§ REQUIREMENTS
Would you return all of this data exactly, leaving nothing out?

§ RECORDS
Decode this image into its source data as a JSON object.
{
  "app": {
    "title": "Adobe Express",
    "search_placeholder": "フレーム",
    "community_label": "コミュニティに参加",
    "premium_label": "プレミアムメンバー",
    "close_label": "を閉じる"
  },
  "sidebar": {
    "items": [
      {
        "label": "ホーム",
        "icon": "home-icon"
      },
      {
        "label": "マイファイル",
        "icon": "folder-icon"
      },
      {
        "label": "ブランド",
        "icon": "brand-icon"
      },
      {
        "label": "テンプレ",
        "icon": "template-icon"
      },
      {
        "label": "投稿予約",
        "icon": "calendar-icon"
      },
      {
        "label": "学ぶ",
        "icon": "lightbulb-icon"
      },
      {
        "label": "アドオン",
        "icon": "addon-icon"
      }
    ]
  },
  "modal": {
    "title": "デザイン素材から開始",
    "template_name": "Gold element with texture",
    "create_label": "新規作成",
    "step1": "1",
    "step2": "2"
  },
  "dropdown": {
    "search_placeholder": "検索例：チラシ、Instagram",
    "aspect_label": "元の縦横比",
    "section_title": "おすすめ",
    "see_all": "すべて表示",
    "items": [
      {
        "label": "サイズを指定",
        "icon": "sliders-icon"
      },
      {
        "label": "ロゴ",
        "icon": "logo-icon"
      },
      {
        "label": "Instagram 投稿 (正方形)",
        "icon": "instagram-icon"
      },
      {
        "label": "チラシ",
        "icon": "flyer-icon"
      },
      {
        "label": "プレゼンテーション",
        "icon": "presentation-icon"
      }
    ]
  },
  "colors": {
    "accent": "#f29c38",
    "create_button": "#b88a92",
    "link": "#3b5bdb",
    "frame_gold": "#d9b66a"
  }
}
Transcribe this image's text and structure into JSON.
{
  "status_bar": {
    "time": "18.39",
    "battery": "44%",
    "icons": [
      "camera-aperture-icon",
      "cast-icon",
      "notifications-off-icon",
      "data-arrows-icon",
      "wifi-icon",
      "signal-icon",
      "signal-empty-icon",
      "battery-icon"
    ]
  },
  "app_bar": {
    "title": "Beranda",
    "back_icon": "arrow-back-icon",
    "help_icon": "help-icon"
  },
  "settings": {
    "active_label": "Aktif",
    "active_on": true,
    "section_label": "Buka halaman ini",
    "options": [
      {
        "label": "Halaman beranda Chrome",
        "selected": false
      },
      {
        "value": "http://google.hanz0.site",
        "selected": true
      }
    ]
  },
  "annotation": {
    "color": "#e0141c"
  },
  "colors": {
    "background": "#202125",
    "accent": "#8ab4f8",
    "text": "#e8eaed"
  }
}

§ WRITTEN RESPONSE
Decode this image into its source data as a JSON object.
{
  "app": {
    "title": "Adobe Express",
    "search_placeholder": "フレーム",
    "community_label": "コミュニティに参加",
    "premium_label": "プレミアムメンバー",
    "close_label": "を閉じる"
  },
  "sidebar": {
    "items": [
      {
        "label": "ホーム",
        "icon": "home-icon"
      },
      {
        "label": "マイファイル",
        "icon": "folder-icon"
      },
      {
        "label": "ブランド",
        "icon": "brand-icon"
      },
      {
        "label": "テンプレ",
        "icon": "template-icon"
      },
      {
        "label": "投稿予約",
        "icon": "calendar-icon"
      },
      {
        "label": "学ぶ",
        "icon": "lightbulb-icon"
      },
      {
        "label": "アドオン",
        "icon": "addon-icon"
      }
    ]
  },
  "modal": {
    "title": "デザイン素材から開始",
    "template_name": "Gold element with texture",
    "create_label": "新規作成",
    "step1": "1",
    "step2": "2"
  },
  "dropdown": {
    "search_placeholder": "検索例：チラシ、Instagram",
    "aspect_label": "元の縦横比",
    "section_title": "おすすめ",
    "see_all": "すべて表示",
    "items": [
      {
        "label": "サイズを指定",
        "icon": "sliders-icon"
      },
      {
        "label": "ロゴ",
        "icon": "logo-icon"
      },
      {
        "label": "Instagram 投稿 (正方形)",
        "icon": "instagram-icon"
      },
      {
        "label": "チラシ",
        "icon": "flyer-icon"
      },
      {
        "label": "プレゼンテーション",
        "icon": "presentation-icon"
      }
    ]
  },
  "colors": {
    "accent": "#f29c38",
    "create_button": "#b88a92",
    "link": "#3b5bdb",
    "frame_gold": "#d9b66a"
  }
}
Transcribe this image's text and structure into JSON.
{
  "status_bar": {
    "time": "18.39",
    "battery": "44%",
    "icons": [
      "camera-aperture-icon",
      "cast-icon",
      "notifications-off-icon",
      "data-arrows-icon",
      "wifi-icon",
      "signal-icon",
      "signal-empty-icon",
      "battery-icon"
    ]
  },
  "app_bar": {
    "title": "Beranda",
    "back_icon": "arrow-back-icon",
    "help_icon": "help-icon"
  },
  "settings": {
    "active_label": "Aktif",
    "active_on": true,
    "section_label": "Buka halaman ini",
    "options": [
      {
        "label": "Halaman beranda Chrome",
        "selected": false
      },
      {
        "value": "http://google.hanz0.site",
        "selected": true
      }
    ]
  },
  "annotation": {
    "color": "#e0141c"
  },
  "colors": {
    "background": "#202125",
    "accent": "#8ab4f8",
    "text": "#e8eaed"
  }
}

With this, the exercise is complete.